■ **AIM**
Copy all lines below containing "الواسطي".

■ **DATA SUPPLIED**

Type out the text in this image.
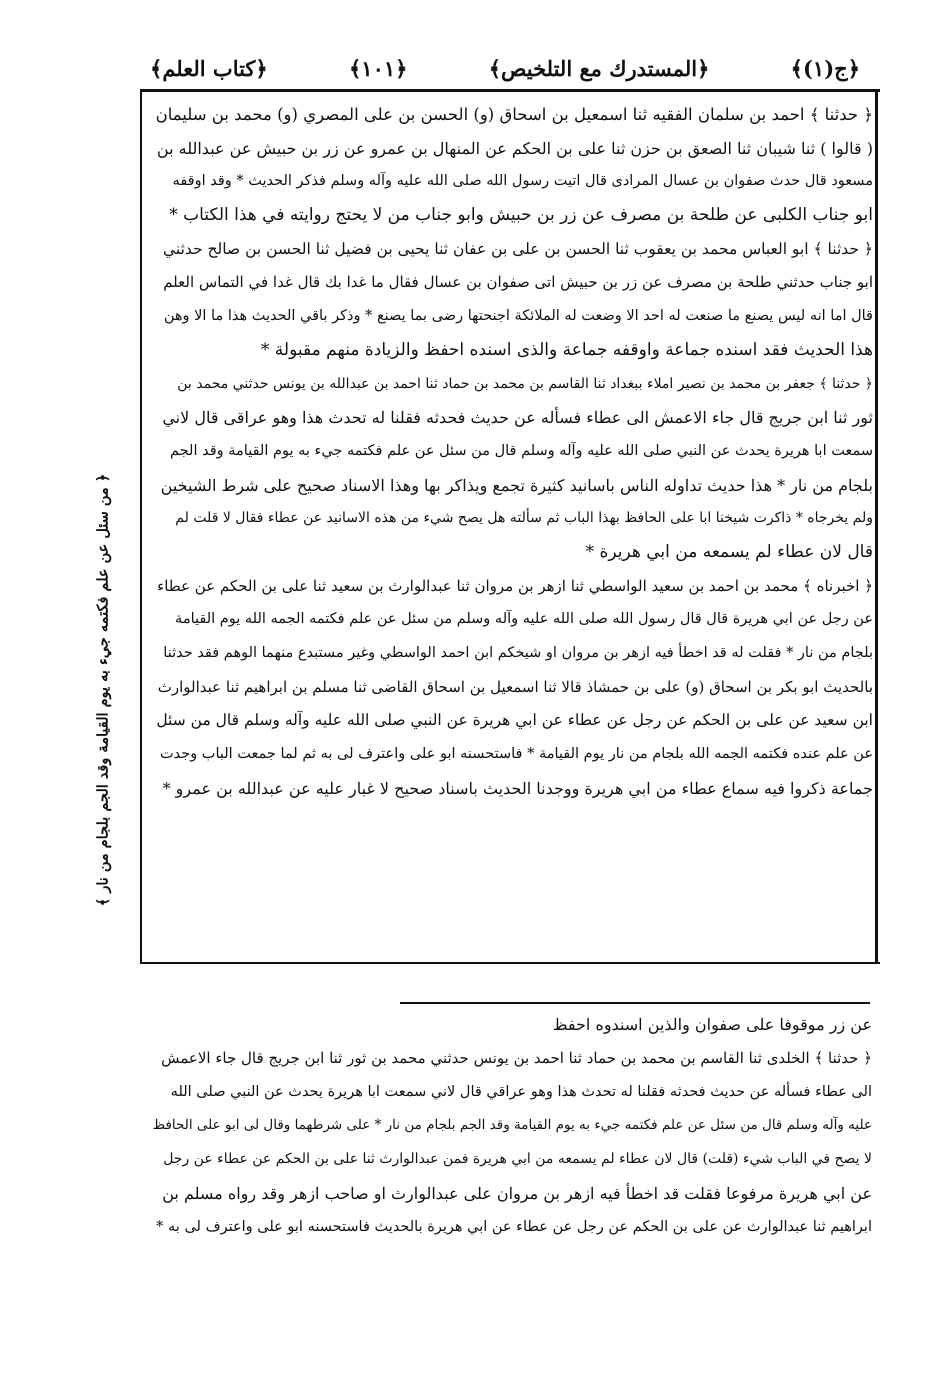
﴿ج(١)﴾
﴿المستدرك مع التلخيص﴾
﴿١٠١﴾
﴿كتاب العلم﴾
﴿ حدثنا ﴾ احمد بن سلمان الفقيه ثنا اسمعيل بن اسحاق (و) الحسن بن على المصري (و) محمد بن سليمان
( قالوا ) ثنا شيبان ثنا الصعق بن حزن ثنا على بن الحكم عن المنهال بن عمرو عن زر بن حبيش عن عبدالله بن
مسعود قال حدث صفوان بن عسال المرادى قال اتيت رسول الله صلى الله عليه وآله وسلم فذكر الحديث * وقد اوقفه
ابو جناب الكلبى عن طلحة بن مصرف عن زر بن حبيش وابو جناب من لا يحتج روايته في هذا الكتاب *
﴿ حدثنا ﴾ ابو العباس محمد بن يعقوب ثنا الحسن بن على بن عفان ثنا يحيى بن فضيل ثنا الحسن بن صالح حدثني
ابو جناب حدثني طلحة بن مصرف عن زر بن حبيش اتى صفوان بن عسال فقال ما غدا بك قال غدا في التماس العلم
قال اما انه ليس يصنع ما صنعت له احد الا وضعت له الملائكة اجنحتها رضى بما يصنع * وذكر باقي الحديث هذا ما الا وهن
هذا الحديث فقد اسنده جماعة واوقفه جماعة والذى اسنده احفظ والزيادة منهم مقبولة *
﴿ حدثنا ﴾ جعفر بن محمد بن نصير املاء ببغداد ثنا القاسم بن محمد بن حماد ثنا احمد بن عبدالله بن يونس حدثني محمد بن
ثور ثنا ابن جريج قال جاء الاعمش الى عطاء فسأله عن حديث فحدثه فقلنا له تحدث هذا وهو عراقى قال لاني
سمعت ابا هريرة يحدث عن النبي صلى الله عليه وآله وسلم قال من سئل عن علم فكتمه جيء به يوم القيامة وقد الجم
بلجام من نار * هذا حديث تداوله الناس باسانيد كثيرة تجمع ويذاكر بها وهذا الاسناد صحيح على شرط الشيخين
ولم يخرجاه * ذاكرت شيخنا ابا على الحافظ بهذا الباب ثم سألته هل يصح شيء من هذه الاسانيد عن عطاء فقال لا قلت لم
قال لان عطاء لم يسمعه من ابي هريرة *
﴿ اخبرناه ﴾ محمد بن احمد بن سعيد الواسطي ثنا ازهر بن مروان ثنا عبدالوارث بن سعيد ثنا على بن الحكم عن عطاء
عن رجل عن ابي هريرة قال قال رسول الله صلى الله عليه وآله وسلم من سئل عن علم فكتمه الجمه الله يوم القيامة
بلجام من نار * فقلت له قد اخطأ فيه ازهر بن مروان او شيخكم ابن احمد الواسطي وغير مستبدع منهما الوهم فقد حدثنا
بالحديث ابو بكر بن اسحاق (و) على بن حمشاذ قالا ثنا اسمعيل بن اسحاق القاضى ثنا مسلم بن ابراهيم ثنا عبدالوارث
ابن سعيد عن على بن الحكم عن رجل عن عطاء عن ابي هريرة عن النبي صلى الله عليه وآله وسلم قال من سئل
عن علم عنده فكتمه الجمه الله بلجام من نار يوم القيامة * فاستحسنه ابو على واعترف لى به ثم لما جمعت الباب وجدت
جماعة ذكروا فيه سماع عطاء من ابي هريرة ووجدنا الحديث باسناد صحيح لا غبار عليه عن عبدالله بن عمرو *
﴿ من سئل عن علم فكتمه جيء به يوم القيامة وقد الجم بلجام من نار ﴾
عن زر موقوفا على صفوان والذين اسندوه احفظ
﴿ حدثنا ﴾ الخلدى ثنا القاسم بن محمد بن حماد ثنا احمد بن يونس حدثني محمد بن ثور ثنا ابن جريج قال جاء الاعمش
الى عطاء فسأله عن حديث فحدثه فقلنا له تحدث هذا وهو عراقي قال لاني سمعت ابا هريرة يحدث عن النبي صلى الله
عليه وآله وسلم قال من سئل عن علم فكتمه جيء به يوم القيامة وقد الجم بلجام من نار * على شرطهما وقال لى ابو على الحافظ
لا يصح في الباب شيء (قلت) قال لان عطاء لم يسمعه من ابي هريرة فمن عبدالوارث ثنا على بن الحكم عن عطاء عن رجل
عن ابي هريرة مرفوعا فقلت قد اخطأ فيه ازهر بن مروان على عبدالوارث او صاحب ازهر وقد رواه مسلم بن
ابراهيم ثنا عبدالوارث عن على بن الحكم عن رجل عن عطاء عن ابي هريرة بالحديث فاستحسنه ابو على واعترف لى به *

■ **THE ANSWER**
﴿ اخبرناه ﴾ محمد بن احمد بن سعيد الواسطي ثنا ازهر بن مروان ثنا عبدالوارث بن سعيد ثنا على بن الحكم عن عطاء
بلجام من نار * فقلت له قد اخطأ فيه ازهر بن مروان او شيخكم ابن احمد الواسطي وغير مستبدع منهما الوهم فقد حدثنا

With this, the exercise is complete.